*What is expected*: Only lines with the string "Deaths" matter here; gather them from the material below.

***** Given information *****

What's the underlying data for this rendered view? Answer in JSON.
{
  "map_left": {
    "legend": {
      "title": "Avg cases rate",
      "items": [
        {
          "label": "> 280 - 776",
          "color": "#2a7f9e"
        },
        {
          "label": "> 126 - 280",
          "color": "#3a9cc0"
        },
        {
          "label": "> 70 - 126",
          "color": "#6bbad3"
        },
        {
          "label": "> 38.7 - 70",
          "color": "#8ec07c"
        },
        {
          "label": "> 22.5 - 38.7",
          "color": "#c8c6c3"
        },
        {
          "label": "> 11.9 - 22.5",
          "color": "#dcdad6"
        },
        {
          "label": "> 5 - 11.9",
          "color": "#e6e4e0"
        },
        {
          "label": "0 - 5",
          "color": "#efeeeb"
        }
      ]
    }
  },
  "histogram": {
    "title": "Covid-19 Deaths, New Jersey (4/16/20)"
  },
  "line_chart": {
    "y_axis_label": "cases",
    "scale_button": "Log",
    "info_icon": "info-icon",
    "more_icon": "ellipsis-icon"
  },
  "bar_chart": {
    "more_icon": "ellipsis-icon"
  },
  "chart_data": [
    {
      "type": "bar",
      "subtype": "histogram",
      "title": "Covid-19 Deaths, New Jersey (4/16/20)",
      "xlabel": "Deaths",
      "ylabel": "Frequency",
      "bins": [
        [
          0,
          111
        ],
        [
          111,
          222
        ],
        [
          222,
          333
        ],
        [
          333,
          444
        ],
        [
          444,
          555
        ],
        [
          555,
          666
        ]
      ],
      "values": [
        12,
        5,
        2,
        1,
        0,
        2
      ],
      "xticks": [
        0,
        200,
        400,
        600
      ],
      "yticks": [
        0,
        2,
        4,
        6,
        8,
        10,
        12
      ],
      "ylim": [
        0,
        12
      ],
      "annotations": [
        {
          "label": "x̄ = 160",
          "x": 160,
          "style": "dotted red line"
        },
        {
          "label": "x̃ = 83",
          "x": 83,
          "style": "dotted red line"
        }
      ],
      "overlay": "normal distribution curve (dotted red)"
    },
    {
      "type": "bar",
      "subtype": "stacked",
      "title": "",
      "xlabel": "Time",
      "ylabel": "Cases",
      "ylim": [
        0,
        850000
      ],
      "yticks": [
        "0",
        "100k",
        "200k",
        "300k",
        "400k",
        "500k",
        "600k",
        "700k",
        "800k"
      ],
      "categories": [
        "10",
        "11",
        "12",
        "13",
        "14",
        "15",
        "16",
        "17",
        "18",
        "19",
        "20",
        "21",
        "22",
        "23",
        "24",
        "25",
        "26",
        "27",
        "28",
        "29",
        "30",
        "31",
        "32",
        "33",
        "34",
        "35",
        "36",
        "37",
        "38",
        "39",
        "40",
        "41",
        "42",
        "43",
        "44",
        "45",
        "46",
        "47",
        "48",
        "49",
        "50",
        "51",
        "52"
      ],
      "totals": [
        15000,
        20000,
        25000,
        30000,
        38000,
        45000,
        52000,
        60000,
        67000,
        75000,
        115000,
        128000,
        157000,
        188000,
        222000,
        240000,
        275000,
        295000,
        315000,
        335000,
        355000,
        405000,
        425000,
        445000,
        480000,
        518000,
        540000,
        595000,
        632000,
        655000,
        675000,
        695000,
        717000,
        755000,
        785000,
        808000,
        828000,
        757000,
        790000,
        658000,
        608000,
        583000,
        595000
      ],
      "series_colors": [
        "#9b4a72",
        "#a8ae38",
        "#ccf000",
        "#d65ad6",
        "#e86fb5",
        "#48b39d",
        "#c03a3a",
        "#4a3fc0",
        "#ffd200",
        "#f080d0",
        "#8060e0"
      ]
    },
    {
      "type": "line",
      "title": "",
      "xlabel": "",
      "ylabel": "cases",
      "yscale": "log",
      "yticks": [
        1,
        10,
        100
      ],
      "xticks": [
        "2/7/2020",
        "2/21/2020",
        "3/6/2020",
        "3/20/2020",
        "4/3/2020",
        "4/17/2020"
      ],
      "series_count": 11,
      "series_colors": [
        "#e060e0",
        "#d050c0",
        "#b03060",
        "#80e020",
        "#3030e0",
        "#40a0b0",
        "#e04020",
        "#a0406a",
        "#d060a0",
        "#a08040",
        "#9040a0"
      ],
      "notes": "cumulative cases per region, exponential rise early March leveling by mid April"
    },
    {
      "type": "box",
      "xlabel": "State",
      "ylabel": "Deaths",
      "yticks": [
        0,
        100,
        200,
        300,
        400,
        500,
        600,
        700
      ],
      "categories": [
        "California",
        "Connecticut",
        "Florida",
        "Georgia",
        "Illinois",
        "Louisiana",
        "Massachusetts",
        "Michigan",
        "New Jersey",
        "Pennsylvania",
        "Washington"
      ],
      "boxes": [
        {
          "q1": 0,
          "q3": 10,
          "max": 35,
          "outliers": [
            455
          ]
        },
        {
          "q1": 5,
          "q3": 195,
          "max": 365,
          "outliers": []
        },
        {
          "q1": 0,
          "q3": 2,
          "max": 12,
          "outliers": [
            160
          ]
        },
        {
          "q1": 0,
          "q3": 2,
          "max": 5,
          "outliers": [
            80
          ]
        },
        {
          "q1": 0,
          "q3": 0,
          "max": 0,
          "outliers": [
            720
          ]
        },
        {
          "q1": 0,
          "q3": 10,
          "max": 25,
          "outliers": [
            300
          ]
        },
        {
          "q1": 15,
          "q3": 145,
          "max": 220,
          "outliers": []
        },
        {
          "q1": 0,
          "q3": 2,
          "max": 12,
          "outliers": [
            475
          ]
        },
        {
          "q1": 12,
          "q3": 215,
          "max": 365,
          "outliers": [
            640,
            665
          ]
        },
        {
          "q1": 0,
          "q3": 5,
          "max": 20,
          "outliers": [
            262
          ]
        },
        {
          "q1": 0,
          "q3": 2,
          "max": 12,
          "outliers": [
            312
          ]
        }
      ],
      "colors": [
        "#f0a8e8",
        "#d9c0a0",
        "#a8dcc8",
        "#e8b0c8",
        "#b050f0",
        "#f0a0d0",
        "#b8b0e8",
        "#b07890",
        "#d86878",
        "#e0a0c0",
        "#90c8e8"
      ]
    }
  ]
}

*****

*Complete response*:
    "title": "Covid-19 Deaths, New Jersey (4/16/20)"
      "title": "Covid-19 Deaths, New Jersey (4/16/20)",
      "xlabel": "Deaths",
      "ylabel": "Deaths",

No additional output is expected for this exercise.